**Exercise instructions:** In the data below, find each line containing the string "selection" and return it.

--------------------------------------------------

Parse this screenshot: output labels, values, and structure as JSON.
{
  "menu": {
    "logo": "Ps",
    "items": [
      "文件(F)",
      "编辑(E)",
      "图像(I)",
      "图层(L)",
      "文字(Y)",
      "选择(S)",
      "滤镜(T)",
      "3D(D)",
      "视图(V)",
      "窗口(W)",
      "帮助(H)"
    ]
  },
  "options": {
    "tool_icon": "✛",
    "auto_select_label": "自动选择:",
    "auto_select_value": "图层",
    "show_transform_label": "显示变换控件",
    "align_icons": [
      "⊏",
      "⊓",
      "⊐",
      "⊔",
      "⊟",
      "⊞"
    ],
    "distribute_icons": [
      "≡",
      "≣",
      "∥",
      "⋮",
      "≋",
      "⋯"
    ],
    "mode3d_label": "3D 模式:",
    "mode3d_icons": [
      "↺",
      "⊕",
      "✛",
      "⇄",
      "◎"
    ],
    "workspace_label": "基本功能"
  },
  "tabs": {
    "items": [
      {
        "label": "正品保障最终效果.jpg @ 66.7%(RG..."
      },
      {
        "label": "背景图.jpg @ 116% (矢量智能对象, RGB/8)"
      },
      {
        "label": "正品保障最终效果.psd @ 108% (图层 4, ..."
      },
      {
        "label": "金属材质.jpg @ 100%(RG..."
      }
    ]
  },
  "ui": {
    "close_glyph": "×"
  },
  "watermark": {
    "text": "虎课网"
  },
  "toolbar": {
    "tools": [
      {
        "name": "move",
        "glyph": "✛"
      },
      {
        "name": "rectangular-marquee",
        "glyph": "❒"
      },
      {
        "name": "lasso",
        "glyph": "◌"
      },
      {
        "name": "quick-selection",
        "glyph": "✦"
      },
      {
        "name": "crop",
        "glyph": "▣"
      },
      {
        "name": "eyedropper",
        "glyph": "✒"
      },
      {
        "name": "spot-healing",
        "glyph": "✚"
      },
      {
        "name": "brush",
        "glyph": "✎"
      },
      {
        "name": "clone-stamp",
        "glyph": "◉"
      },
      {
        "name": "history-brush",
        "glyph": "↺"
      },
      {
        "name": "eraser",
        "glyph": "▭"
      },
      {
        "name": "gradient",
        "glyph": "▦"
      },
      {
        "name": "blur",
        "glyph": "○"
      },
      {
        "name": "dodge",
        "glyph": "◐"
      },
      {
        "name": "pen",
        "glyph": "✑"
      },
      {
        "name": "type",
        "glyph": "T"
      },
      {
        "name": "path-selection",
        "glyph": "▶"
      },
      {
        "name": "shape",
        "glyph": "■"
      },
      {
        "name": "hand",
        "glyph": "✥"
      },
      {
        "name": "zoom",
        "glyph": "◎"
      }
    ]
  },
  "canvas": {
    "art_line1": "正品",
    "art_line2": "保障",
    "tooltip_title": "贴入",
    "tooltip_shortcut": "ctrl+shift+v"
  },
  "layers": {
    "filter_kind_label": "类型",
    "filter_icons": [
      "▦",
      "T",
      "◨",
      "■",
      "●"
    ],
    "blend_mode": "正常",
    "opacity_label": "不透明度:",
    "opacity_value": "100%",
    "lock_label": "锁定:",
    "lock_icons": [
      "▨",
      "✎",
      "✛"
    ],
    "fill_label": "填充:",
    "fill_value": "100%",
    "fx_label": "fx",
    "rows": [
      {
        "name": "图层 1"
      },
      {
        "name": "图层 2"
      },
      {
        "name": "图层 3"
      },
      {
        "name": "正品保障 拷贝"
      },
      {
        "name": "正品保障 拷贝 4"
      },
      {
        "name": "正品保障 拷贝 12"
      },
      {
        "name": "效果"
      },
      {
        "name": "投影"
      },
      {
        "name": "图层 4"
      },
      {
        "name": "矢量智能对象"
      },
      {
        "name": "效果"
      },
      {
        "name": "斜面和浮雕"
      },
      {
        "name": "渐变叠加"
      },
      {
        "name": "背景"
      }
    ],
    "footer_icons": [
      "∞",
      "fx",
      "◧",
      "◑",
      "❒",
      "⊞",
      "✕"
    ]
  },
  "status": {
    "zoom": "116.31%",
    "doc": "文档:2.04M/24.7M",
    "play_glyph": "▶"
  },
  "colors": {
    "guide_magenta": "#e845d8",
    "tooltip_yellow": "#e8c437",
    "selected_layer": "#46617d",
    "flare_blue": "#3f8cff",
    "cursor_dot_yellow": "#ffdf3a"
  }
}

--------------------------------------------------

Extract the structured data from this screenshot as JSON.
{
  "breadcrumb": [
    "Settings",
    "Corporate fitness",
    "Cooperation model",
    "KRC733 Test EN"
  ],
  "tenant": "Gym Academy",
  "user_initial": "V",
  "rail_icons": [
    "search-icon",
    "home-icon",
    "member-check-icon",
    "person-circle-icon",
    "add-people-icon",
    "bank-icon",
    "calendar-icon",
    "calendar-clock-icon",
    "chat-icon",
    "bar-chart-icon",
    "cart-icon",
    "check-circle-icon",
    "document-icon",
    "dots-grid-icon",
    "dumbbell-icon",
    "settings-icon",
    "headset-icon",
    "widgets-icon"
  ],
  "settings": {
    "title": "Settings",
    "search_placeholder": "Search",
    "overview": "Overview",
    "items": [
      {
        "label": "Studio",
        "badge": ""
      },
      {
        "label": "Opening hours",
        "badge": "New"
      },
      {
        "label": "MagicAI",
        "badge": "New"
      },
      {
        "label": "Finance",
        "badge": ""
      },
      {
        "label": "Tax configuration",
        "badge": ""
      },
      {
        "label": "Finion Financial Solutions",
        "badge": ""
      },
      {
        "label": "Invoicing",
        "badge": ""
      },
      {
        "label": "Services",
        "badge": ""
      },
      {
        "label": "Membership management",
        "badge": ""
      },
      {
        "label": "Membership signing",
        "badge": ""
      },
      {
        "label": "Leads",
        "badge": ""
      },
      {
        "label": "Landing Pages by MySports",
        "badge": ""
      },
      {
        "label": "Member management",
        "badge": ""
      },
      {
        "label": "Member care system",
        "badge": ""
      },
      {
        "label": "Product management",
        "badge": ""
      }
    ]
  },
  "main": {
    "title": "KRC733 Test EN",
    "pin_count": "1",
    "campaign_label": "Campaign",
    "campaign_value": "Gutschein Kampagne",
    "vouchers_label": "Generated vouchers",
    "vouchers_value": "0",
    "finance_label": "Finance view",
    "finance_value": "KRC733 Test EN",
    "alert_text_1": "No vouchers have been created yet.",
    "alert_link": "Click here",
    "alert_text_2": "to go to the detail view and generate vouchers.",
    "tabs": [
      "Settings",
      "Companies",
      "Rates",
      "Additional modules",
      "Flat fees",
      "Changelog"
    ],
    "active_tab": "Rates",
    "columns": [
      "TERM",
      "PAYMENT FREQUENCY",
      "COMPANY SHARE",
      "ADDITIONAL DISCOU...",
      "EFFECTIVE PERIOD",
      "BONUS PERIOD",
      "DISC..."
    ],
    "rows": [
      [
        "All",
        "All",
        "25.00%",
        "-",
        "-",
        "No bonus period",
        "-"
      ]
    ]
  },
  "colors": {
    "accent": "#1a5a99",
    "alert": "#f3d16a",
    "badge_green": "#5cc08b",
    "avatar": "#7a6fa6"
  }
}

--------------------------------------------------

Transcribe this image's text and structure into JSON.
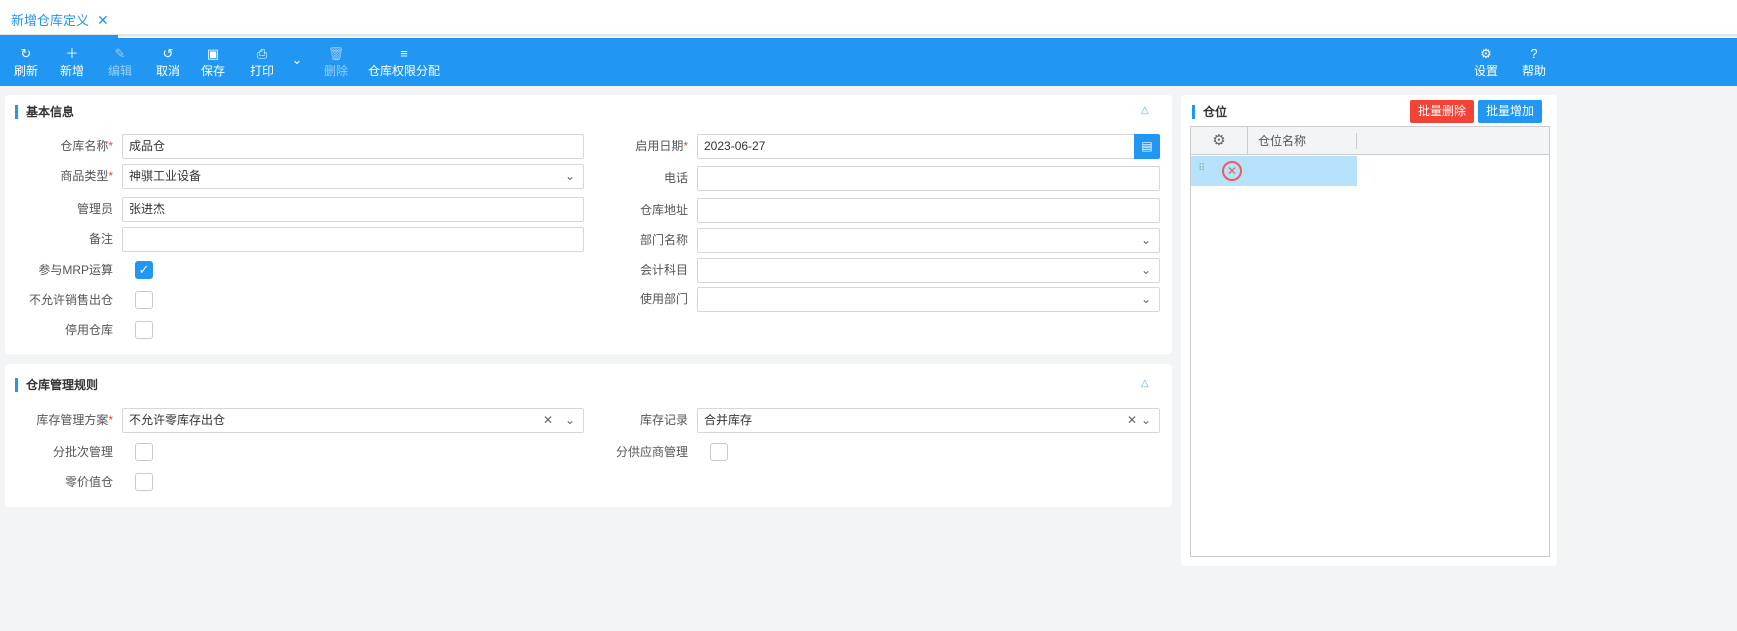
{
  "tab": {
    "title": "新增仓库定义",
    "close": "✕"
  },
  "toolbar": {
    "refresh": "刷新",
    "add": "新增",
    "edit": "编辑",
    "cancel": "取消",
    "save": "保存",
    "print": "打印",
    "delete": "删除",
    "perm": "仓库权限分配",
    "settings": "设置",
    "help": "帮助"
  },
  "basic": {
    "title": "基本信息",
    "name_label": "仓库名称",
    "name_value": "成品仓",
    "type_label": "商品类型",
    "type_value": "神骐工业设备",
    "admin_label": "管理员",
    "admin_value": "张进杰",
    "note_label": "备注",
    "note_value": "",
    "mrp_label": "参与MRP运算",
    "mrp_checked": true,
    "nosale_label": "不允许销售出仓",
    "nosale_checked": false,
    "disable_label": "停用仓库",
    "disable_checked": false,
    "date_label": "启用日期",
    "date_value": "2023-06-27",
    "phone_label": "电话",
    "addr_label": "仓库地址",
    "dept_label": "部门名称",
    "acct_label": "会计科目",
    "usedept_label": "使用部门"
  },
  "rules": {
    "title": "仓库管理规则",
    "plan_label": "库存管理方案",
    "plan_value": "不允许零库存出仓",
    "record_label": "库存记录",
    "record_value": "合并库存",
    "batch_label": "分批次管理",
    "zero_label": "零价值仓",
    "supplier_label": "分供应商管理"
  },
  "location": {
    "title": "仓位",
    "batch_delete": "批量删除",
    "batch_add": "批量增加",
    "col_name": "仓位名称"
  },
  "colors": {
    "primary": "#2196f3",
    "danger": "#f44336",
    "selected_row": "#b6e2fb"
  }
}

--------------------------------------------------

**Solution:**
        "name": "quick-selection",
        "name": "path-selection",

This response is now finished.